TASK DESCRIPTION - Transcribe every entry word for word. Skip the pictures.

-- Start of LISTING --

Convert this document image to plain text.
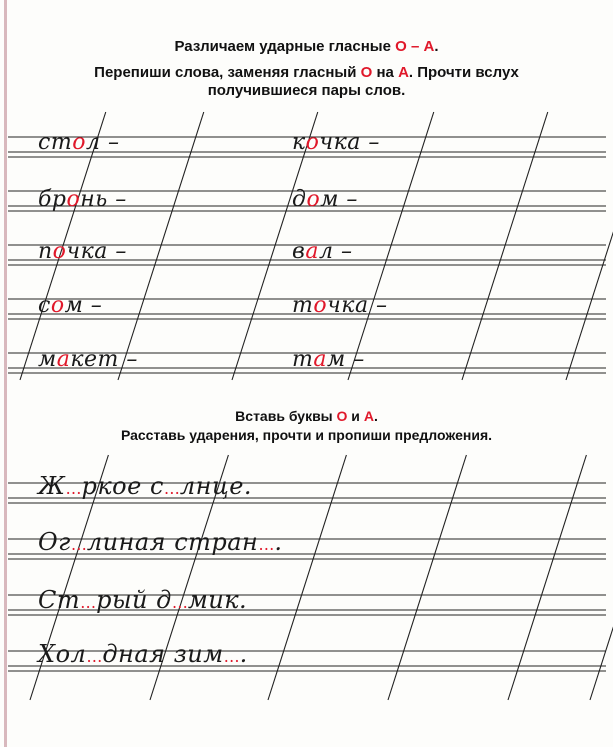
Различаем ударные гласные О – А.
Перепиши слова, заменяя гласный О на А. Прочти вслух
получившиеся пары слов.
стол –	кочка –
бронь –	дом –
почка –	вал –
сом –	точка –
макет –	там –
Вставь буквы О и А.
Расставь ударения, прочти и пропиши предложения.
Ж…ркое с…лнце.
Ог…линая стран….
Ст…рый д…мик.
Хол…дная зим….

-- End of LISTING --

RIGHT ANSWER -
Convert this document image to plain text.
Различаем ударные гласные О – А.
Перепиши слова, заменяя гласный О на А. Прочти вслух
получившиеся пары слов.
стол –	кочка –
бронь –	дом –
почка –	вал –
сом –	точка –
макет –	там –
Вставь буквы О и А.
Расставь ударения, прочти и пропиши предложения.
Ж…ркое с…лнце.
Ог…линая стран….
Ст…рый д…мик.
Хол…дная зим….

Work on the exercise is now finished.